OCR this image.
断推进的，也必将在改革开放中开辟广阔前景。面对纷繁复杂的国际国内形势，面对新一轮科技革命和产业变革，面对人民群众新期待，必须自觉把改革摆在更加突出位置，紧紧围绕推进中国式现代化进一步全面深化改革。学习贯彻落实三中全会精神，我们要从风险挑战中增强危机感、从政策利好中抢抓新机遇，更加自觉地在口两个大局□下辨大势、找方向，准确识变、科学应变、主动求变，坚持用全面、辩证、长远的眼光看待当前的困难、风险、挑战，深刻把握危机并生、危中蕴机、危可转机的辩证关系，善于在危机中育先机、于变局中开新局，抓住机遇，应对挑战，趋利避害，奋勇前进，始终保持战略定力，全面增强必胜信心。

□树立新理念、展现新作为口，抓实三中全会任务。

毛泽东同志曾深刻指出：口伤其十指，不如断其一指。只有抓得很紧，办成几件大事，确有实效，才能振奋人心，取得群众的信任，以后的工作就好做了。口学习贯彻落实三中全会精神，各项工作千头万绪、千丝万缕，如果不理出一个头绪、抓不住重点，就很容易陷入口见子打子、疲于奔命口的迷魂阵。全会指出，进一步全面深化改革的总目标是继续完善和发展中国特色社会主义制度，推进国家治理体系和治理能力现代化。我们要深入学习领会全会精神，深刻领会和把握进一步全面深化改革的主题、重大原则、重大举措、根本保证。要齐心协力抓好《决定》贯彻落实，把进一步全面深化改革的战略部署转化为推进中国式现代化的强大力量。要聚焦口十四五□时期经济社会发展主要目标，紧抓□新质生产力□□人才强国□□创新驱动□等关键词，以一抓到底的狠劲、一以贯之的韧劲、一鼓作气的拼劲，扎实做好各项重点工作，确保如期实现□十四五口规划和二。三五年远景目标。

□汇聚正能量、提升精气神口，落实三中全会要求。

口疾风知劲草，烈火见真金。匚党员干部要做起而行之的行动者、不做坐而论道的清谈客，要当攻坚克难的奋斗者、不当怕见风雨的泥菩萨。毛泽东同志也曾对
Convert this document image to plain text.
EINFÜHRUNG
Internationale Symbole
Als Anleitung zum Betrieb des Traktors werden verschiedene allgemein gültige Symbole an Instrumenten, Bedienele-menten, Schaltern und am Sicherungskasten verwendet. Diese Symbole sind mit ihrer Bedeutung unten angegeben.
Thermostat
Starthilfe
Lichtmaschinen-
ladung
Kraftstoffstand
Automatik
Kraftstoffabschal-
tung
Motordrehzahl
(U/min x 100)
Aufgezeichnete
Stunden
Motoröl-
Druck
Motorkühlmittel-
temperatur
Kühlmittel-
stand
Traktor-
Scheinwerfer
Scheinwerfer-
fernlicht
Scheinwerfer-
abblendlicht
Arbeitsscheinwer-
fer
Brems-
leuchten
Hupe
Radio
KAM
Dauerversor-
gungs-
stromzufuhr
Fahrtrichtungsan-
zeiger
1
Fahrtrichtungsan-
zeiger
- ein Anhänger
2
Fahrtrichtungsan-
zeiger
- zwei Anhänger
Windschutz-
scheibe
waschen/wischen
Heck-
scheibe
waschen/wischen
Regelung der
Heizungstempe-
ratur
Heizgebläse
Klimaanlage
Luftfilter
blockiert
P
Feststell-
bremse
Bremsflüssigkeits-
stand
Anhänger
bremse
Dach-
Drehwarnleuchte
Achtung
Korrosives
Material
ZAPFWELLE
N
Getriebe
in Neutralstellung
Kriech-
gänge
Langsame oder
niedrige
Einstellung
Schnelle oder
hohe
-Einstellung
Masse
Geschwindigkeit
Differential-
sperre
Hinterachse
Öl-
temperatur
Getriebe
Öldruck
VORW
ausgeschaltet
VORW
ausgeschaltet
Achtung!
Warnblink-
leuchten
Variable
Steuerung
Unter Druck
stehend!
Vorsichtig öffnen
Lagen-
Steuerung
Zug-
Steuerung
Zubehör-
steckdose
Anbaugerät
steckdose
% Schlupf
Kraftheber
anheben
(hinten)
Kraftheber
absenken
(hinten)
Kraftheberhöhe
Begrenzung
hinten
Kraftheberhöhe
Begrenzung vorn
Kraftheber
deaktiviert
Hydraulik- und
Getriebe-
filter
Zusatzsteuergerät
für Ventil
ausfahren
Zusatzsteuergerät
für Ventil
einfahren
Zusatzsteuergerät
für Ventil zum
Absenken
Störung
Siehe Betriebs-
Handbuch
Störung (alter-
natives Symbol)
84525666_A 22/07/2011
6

****

SHORT EXERCISE: Copy out the whole listing, exactly as written.

WRITTEN SOLUTION:
OCR this image.
断推进的，也必将在改革开放中开辟广阔前景。面对纷繁复杂的国际国内形势，面对新一轮科技革命和产业变革，面对人民群众新期待，必须自觉把改革摆在更加突出位置，紧紧围绕推进中国式现代化进一步全面深化改革。学习贯彻落实三中全会精神，我们要从风险挑战中增强危机感、从政策利好中抢抓新机遇，更加自觉地在口两个大局□下辨大势、找方向，准确识变、科学应变、主动求变，坚持用全面、辩证、长远的眼光看待当前的困难、风险、挑战，深刻把握危机并生、危中蕴机、危可转机的辩证关系，善于在危机中育先机、于变局中开新局，抓住机遇，应对挑战，趋利避害，奋勇前进，始终保持战略定力，全面增强必胜信心。

□树立新理念、展现新作为口，抓实三中全会任务。

毛泽东同志曾深刻指出：口伤其十指，不如断其一指。只有抓得很紧，办成几件大事，确有实效，才能振奋人心，取得群众的信任，以后的工作就好做了。口学习贯彻落实三中全会精神，各项工作千头万绪、千丝万缕，如果不理出一个头绪、抓不住重点，就很容易陷入口见子打子、疲于奔命口的迷魂阵。全会指出，进一步全面深化改革的总目标是继续完善和发展中国特色社会主义制度，推进国家治理体系和治理能力现代化。我们要深入学习领会全会精神，深刻领会和把握进一步全面深化改革的主题、重大原则、重大举措、根本保证。要齐心协力抓好《决定》贯彻落实，把进一步全面深化改革的战略部署转化为推进中国式现代化的强大力量。要聚焦口十四五□时期经济社会发展主要目标，紧抓□新质生产力□□人才强国□□创新驱动□等关键词，以一抓到底的狠劲、一以贯之的韧劲、一鼓作气的拼劲，扎实做好各项重点工作，确保如期实现□十四五口规划和二。三五年远景目标。

□汇聚正能量、提升精气神口，落实三中全会要求。

口疾风知劲草，烈火见真金。匚党员干部要做起而行之的行动者、不做坐而论道的清谈客，要当攻坚克难的奋斗者、不当怕见风雨的泥菩萨。毛泽东同志也曾对
Convert this document image to plain text.
EINFÜHRUNG
Internationale Symbole
Als Anleitung zum Betrieb des Traktors werden verschiedene allgemein gültige Symbole an Instrumenten, Bedienele-menten, Schaltern und am Sicherungskasten verwendet. Diese Symbole sind mit ihrer Bedeutung unten angegeben.
Thermostat
Starthilfe
Lichtmaschinen-
ladung
Kraftstoffstand
Automatik
Kraftstoffabschal-
tung
Motordrehzahl
(U/min x 100)
Aufgezeichnete
Stunden
Motoröl-
Druck
Motorkühlmittel-
temperatur
Kühlmittel-
stand
Traktor-
Scheinwerfer
Scheinwerfer-
fernlicht
Scheinwerfer-
abblendlicht
Arbeitsscheinwer-
fer
Brems-
leuchten
Hupe
Radio
KAM
Dauerversor-
gungs-
stromzufuhr
Fahrtrichtungsan-
zeiger
1
Fahrtrichtungsan-
zeiger
- ein Anhänger
2
Fahrtrichtungsan-
zeiger
- zwei Anhänger
Windschutz-
scheibe
waschen/wischen
Heck-
scheibe
waschen/wischen
Regelung der
Heizungstempe-
ratur
Heizgebläse
Klimaanlage
Luftfilter
blockiert
P
Feststell-
bremse
Bremsflüssigkeits-
stand
Anhänger
bremse
Dach-
Drehwarnleuchte
Achtung
Korrosives
Material
ZAPFWELLE
N
Getriebe
in Neutralstellung
Kriech-
gänge
Langsame oder
niedrige
Einstellung
Schnelle oder
hohe
-Einstellung
Masse
Geschwindigkeit
Differential-
sperre
Hinterachse
Öl-
temperatur
Getriebe
Öldruck
VORW
ausgeschaltet
VORW
ausgeschaltet
Achtung!
Warnblink-
leuchten
Variable
Steuerung
Unter Druck
stehend!
Vorsichtig öffnen
Lagen-
Steuerung
Zug-
Steuerung
Zubehör-
steckdose
Anbaugerät
steckdose
% Schlupf
Kraftheber
anheben
(hinten)
Kraftheber
absenken
(hinten)
Kraftheberhöhe
Begrenzung
hinten
Kraftheberhöhe
Begrenzung vorn
Kraftheber
deaktiviert
Hydraulik- und
Getriebe-
filter
Zusatzsteuergerät
für Ventil
ausfahren
Zusatzsteuergerät
für Ventil
einfahren
Zusatzsteuergerät
für Ventil zum
Absenken
Störung
Siehe Betriebs-
Handbuch
Störung (alter-
natives Symbol)
84525666_A 22/07/2011
6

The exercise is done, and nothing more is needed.